BEGIN
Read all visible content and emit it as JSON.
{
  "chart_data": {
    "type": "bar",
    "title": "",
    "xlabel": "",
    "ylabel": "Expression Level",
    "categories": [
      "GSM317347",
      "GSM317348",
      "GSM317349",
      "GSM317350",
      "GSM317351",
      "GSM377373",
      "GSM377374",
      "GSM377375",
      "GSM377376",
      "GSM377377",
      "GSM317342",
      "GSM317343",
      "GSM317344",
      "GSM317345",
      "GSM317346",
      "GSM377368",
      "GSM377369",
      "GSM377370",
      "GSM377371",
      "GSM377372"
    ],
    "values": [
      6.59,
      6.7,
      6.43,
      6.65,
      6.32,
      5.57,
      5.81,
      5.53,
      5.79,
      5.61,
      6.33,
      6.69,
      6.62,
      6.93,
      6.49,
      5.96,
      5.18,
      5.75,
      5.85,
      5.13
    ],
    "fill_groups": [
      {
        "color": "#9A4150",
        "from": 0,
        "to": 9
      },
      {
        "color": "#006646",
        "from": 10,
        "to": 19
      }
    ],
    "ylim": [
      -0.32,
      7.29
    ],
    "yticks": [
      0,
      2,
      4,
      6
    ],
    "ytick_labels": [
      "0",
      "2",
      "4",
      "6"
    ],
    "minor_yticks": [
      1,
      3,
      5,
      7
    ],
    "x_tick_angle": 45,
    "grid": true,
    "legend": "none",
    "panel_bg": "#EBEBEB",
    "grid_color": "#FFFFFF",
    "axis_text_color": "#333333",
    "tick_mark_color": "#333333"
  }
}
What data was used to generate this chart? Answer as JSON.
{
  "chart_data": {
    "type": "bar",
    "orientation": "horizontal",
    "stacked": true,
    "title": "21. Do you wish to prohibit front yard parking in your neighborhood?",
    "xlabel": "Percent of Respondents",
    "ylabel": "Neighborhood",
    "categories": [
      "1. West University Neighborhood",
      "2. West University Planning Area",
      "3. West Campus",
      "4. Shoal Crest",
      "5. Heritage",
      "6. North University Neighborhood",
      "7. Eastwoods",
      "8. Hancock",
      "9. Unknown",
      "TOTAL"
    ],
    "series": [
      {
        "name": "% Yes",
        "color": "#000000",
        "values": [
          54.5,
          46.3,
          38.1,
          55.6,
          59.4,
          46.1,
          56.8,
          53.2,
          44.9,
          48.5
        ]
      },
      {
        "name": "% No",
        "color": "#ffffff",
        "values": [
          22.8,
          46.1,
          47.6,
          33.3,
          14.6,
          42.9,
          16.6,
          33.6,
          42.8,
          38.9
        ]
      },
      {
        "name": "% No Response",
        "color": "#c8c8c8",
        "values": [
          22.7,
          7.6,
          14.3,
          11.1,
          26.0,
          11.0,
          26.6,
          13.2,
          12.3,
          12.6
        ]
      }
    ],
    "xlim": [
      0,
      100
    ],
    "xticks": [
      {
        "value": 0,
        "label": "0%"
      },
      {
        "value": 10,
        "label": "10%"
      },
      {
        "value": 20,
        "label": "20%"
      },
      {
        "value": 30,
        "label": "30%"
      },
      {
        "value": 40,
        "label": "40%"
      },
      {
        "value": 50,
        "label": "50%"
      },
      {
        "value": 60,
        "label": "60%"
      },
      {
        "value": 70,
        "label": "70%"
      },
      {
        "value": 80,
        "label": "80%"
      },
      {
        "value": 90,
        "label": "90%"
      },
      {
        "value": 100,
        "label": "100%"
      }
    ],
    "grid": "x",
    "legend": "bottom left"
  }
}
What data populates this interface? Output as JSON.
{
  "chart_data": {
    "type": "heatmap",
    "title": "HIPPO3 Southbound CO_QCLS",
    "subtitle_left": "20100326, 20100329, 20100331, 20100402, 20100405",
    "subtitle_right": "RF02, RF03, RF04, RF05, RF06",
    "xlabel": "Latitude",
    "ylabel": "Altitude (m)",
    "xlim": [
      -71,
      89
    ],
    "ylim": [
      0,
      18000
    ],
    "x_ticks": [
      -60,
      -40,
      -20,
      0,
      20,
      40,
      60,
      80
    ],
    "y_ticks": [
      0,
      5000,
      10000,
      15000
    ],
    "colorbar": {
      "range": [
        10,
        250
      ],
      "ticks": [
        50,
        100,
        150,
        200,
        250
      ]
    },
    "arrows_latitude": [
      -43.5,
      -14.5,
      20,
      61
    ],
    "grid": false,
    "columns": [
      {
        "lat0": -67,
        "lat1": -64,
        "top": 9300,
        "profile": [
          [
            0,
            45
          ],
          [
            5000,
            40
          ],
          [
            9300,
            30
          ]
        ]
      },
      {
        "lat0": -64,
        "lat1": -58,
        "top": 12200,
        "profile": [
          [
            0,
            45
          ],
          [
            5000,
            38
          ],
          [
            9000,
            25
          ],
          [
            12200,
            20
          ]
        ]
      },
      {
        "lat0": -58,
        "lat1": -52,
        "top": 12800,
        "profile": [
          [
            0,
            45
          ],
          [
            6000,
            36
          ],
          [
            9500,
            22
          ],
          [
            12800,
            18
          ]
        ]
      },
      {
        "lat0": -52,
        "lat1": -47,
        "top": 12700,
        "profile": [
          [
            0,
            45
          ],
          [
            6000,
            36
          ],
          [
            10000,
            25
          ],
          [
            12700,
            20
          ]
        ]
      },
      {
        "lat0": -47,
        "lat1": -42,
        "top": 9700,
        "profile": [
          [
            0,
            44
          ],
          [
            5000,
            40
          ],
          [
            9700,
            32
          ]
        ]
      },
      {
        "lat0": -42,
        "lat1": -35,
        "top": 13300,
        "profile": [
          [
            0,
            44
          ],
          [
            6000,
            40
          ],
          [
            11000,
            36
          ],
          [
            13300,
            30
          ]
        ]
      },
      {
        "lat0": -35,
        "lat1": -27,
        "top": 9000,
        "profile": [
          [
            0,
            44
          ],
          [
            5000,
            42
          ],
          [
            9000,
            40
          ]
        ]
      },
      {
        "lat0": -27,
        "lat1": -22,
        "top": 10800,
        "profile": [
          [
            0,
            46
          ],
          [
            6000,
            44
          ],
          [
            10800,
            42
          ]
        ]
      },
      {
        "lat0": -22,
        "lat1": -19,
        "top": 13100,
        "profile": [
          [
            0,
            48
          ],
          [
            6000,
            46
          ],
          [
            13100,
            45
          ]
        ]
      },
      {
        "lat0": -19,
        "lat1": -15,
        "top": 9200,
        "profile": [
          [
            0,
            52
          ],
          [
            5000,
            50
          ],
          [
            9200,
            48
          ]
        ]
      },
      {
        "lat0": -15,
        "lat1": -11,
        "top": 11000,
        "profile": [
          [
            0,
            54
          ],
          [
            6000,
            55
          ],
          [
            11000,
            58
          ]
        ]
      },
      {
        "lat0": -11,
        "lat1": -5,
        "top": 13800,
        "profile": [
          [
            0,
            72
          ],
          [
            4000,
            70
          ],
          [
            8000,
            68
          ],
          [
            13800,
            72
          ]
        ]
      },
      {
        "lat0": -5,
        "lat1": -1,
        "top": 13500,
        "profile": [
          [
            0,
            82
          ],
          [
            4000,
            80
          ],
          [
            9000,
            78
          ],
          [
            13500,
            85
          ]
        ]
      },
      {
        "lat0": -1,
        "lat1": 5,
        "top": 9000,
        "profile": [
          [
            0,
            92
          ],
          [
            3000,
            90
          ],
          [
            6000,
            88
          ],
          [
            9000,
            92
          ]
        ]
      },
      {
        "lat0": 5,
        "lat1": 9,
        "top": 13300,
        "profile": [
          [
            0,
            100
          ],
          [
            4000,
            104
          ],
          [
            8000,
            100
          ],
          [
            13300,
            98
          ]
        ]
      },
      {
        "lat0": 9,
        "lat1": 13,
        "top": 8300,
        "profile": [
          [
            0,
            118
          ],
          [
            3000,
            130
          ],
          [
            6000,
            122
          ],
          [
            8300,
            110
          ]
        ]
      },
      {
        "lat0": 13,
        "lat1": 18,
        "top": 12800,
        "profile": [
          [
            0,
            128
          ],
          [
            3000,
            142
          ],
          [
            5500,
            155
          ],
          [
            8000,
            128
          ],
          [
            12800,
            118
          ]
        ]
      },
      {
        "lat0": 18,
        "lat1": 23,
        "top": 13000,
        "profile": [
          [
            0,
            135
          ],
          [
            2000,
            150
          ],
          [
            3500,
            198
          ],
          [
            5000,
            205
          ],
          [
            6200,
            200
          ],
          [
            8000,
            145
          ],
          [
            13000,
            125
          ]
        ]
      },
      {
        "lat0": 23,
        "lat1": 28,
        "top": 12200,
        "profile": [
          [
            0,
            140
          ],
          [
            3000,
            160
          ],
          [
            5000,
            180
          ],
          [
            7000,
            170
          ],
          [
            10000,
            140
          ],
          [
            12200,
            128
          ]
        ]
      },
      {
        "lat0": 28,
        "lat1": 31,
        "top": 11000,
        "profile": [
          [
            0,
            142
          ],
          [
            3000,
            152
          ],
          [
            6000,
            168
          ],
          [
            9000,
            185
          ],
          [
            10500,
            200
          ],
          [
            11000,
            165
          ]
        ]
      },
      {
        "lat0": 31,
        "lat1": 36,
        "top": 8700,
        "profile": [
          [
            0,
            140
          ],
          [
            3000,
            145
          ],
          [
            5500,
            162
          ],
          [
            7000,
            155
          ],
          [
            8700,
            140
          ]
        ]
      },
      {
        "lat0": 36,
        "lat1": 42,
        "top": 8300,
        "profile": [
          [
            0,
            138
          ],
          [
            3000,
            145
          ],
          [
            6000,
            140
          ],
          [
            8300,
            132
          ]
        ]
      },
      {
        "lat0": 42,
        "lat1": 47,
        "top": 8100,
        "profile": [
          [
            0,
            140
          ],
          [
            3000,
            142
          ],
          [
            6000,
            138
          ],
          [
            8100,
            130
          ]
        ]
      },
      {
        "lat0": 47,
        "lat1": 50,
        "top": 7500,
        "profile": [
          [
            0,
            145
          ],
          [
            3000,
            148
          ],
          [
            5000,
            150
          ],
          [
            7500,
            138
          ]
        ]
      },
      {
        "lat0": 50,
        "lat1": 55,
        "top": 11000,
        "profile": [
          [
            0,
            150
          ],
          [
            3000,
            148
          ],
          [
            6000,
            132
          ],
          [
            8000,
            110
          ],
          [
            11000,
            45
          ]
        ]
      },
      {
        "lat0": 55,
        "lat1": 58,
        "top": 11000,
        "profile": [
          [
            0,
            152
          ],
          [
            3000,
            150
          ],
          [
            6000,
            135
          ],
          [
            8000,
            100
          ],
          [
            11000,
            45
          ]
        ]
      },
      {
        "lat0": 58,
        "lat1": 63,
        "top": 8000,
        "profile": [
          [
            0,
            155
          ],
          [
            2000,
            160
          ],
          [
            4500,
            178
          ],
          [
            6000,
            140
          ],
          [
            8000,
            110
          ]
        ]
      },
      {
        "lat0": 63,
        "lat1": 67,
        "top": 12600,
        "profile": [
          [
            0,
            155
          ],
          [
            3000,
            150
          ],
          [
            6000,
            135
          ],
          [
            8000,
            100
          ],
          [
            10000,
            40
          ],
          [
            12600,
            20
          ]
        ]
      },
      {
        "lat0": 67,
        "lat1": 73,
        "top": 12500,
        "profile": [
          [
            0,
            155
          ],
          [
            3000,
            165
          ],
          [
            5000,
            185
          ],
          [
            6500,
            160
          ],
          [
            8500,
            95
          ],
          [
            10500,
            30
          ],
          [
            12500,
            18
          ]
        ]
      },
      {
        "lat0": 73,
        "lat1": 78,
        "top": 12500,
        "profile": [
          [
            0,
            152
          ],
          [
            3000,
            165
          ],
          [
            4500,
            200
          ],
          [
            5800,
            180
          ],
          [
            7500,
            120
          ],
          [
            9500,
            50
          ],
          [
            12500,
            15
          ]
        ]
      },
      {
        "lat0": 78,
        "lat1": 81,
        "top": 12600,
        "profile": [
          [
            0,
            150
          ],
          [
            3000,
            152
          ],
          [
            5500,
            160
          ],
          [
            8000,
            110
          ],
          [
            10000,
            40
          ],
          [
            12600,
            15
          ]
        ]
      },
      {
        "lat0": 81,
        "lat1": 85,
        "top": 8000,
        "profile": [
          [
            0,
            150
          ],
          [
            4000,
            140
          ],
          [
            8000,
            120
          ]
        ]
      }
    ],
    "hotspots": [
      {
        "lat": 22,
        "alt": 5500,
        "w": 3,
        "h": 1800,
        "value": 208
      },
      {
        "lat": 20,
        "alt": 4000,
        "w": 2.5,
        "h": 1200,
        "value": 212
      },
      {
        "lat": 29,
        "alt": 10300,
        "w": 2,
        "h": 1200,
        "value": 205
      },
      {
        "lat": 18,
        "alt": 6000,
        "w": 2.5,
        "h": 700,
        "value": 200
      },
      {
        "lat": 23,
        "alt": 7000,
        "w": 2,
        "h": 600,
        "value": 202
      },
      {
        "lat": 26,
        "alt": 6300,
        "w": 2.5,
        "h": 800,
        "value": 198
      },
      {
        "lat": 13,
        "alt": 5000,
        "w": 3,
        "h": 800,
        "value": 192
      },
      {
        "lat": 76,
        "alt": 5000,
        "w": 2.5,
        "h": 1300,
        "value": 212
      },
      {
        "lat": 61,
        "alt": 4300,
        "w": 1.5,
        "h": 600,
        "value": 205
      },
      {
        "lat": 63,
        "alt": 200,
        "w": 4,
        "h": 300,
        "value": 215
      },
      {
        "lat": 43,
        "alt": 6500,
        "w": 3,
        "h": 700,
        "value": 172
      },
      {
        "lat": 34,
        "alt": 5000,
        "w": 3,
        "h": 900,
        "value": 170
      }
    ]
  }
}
END
THE EXERCISE: Where a line holds the string "ylabel", copy that line.

CORRECT RESPONSE:
    "ylabel": "Expression Level",
    "ylabel": "Neighborhood",
    "ylabel": "Altitude (m)",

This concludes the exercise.